## WHAT THE TASK ASKS
Go through the records and copy each line where the word "color" occurs.

## DATA EXTRACT
┏━━
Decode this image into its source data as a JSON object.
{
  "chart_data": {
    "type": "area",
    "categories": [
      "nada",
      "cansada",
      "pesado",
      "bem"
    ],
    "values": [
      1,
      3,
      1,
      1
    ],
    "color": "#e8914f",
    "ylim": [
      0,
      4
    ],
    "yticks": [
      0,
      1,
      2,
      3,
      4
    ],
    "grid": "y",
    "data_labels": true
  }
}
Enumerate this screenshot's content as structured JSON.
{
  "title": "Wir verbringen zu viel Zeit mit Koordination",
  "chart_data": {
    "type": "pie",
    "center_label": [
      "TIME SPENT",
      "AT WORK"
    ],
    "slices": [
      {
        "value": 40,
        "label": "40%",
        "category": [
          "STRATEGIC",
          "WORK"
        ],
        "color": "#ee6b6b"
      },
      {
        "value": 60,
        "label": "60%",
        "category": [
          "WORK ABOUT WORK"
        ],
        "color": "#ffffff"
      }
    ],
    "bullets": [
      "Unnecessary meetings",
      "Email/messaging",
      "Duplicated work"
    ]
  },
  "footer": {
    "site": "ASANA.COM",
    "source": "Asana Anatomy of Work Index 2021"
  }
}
┗━━
## SOLVED EXERCISE
    "color": "#e8914f",
        "color": "#ee6b6b"
        "color": "#ffffff"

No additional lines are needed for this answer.